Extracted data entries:
+++

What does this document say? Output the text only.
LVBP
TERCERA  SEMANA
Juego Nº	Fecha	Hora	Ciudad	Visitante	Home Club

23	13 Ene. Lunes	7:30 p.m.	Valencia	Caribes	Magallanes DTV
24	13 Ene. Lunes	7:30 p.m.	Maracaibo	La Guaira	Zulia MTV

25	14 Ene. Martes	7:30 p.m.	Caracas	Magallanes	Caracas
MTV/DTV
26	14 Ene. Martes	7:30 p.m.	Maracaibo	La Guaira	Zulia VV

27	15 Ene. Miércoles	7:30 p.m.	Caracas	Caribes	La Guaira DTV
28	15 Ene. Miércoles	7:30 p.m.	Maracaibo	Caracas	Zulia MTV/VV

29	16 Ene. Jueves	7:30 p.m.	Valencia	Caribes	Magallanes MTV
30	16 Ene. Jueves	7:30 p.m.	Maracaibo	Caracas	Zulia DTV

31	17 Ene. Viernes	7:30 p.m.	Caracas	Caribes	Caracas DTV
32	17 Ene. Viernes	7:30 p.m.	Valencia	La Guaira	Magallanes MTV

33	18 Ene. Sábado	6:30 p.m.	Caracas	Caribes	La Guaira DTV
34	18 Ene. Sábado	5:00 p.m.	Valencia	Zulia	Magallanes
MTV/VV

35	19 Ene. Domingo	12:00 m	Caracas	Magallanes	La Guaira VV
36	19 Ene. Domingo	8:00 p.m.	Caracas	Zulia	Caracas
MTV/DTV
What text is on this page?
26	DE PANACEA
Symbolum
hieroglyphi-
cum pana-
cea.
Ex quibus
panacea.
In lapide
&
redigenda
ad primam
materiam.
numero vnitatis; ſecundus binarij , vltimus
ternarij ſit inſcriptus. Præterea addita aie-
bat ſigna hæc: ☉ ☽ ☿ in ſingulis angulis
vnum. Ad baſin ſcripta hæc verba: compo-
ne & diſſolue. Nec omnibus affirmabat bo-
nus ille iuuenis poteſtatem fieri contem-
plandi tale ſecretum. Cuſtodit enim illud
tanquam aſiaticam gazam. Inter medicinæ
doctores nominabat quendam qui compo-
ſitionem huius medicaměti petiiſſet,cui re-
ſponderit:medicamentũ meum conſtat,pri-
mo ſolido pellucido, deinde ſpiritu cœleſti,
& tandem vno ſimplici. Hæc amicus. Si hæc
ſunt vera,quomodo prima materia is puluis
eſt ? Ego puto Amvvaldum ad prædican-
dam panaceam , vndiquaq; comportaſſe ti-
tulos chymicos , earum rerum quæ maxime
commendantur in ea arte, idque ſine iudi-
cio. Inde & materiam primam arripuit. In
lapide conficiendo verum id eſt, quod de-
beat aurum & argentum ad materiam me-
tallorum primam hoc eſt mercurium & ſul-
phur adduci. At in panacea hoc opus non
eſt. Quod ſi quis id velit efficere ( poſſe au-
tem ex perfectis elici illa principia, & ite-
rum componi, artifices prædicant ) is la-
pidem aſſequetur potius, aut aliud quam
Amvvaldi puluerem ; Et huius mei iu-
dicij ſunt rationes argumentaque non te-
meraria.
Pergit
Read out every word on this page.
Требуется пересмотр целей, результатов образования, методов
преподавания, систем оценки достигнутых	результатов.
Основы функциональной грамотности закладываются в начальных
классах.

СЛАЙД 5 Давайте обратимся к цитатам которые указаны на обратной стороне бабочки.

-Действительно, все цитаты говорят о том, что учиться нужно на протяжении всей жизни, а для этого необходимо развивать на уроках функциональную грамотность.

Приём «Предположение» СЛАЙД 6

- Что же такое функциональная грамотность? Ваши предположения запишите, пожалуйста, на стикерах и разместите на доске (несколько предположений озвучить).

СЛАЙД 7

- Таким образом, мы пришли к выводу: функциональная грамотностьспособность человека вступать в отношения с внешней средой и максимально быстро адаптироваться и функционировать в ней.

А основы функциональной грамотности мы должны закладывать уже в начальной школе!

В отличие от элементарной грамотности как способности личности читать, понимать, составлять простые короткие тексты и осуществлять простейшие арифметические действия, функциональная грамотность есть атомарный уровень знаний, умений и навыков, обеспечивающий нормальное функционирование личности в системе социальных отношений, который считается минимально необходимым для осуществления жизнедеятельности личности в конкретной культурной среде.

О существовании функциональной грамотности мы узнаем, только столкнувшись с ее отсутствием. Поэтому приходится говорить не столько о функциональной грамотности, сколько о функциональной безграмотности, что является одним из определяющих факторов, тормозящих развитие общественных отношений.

+++

Your goal:
Write out the records shown above, exactly as they appear.

Exercise response:
What does this document say? Output the text only.
LVBP
TERCERA  SEMANA
Juego Nº	Fecha	Hora	Ciudad	Visitante	Home Club

23	13 Ene. Lunes	7:30 p.m.	Valencia	Caribes	Magallanes DTV
24	13 Ene. Lunes	7:30 p.m.	Maracaibo	La Guaira	Zulia MTV

25	14 Ene. Martes	7:30 p.m.	Caracas	Magallanes	Caracas
MTV/DTV
26	14 Ene. Martes	7:30 p.m.	Maracaibo	La Guaira	Zulia VV

27	15 Ene. Miércoles	7:30 p.m.	Caracas	Caribes	La Guaira DTV
28	15 Ene. Miércoles	7:30 p.m.	Maracaibo	Caracas	Zulia MTV/VV

29	16 Ene. Jueves	7:30 p.m.	Valencia	Caribes	Magallanes MTV
30	16 Ene. Jueves	7:30 p.m.	Maracaibo	Caracas	Zulia DTV

31	17 Ene. Viernes	7:30 p.m.	Caracas	Caribes	Caracas DTV
32	17 Ene. Viernes	7:30 p.m.	Valencia	La Guaira	Magallanes MTV

33	18 Ene. Sábado	6:30 p.m.	Caracas	Caribes	La Guaira DTV
34	18 Ene. Sábado	5:00 p.m.	Valencia	Zulia	Magallanes
MTV/VV

35	19 Ene. Domingo	12:00 m	Caracas	Magallanes	La Guaira VV
36	19 Ene. Domingo	8:00 p.m.	Caracas	Zulia	Caracas
MTV/DTV
What text is on this page?
26	DE PANACEA
Symbolum
hieroglyphi-
cum pana-
cea.
Ex quibus
panacea.
In lapide
&
redigenda
ad primam
materiam.
numero vnitatis; ſecundus binarij , vltimus
ternarij ſit inſcriptus. Præterea addita aie-
bat ſigna hæc: ☉ ☽ ☿ in ſingulis angulis
vnum. Ad baſin ſcripta hæc verba: compo-
ne & diſſolue. Nec omnibus affirmabat bo-
nus ille iuuenis poteſtatem fieri contem-
plandi tale ſecretum. Cuſtodit enim illud
tanquam aſiaticam gazam. Inter medicinæ
doctores nominabat quendam qui compo-
ſitionem huius medicaměti petiiſſet,cui re-
ſponderit:medicamentũ meum conſtat,pri-
mo ſolido pellucido, deinde ſpiritu cœleſti,
& tandem vno ſimplici. Hæc amicus. Si hæc
ſunt vera,quomodo prima materia is puluis
eſt ? Ego puto Amvvaldum ad prædican-
dam panaceam , vndiquaq; comportaſſe ti-
tulos chymicos , earum rerum quæ maxime
commendantur in ea arte, idque ſine iudi-
cio. Inde & materiam primam arripuit. In
lapide conficiendo verum id eſt, quod de-
beat aurum & argentum ad materiam me-
tallorum primam hoc eſt mercurium & ſul-
phur adduci. At in panacea hoc opus non
eſt. Quod ſi quis id velit efficere ( poſſe au-
tem ex perfectis elici illa principia, & ite-
rum componi, artifices prædicant ) is la-
pidem aſſequetur potius, aut aliud quam
Amvvaldi puluerem ; Et huius mei iu-
dicij ſunt rationes argumentaque non te-
meraria.
Pergit
Read out every word on this page.
Требуется пересмотр целей, результатов образования, методов
преподавания, систем оценки достигнутых	результатов.
Основы функциональной грамотности закладываются в начальных
классах.

СЛАЙД 5 Давайте обратимся к цитатам которые указаны на обратной стороне бабочки.

-Действительно, все цитаты говорят о том, что учиться нужно на протяжении всей жизни, а для этого необходимо развивать на уроках функциональную грамотность.

Приём «Предположение» СЛАЙД 6

- Что же такое функциональная грамотность? Ваши предположения запишите, пожалуйста, на стикерах и разместите на доске (несколько предположений озвучить).

СЛАЙД 7

- Таким образом, мы пришли к выводу: функциональная грамотностьспособность человека вступать в отношения с внешней средой и максимально быстро адаптироваться и функционировать в ней.

А основы функциональной грамотности мы должны закладывать уже в начальной школе!

В отличие от элементарной грамотности как способности личности читать, понимать, составлять простые короткие тексты и осуществлять простейшие арифметические действия, функциональная грамотность есть атомарный уровень знаний, умений и навыков, обеспечивающий нормальное функционирование личности в системе социальных отношений, который считается минимально необходимым для осуществления жизнедеятельности личности в конкретной культурной среде.

О существовании функциональной грамотности мы узнаем, только столкнувшись с ее отсутствием. Поэтому приходится говорить не столько о функциональной грамотности, сколько о функциональной безграмотности, что является одним из определяющих факторов, тормозящих развитие общественных отношений.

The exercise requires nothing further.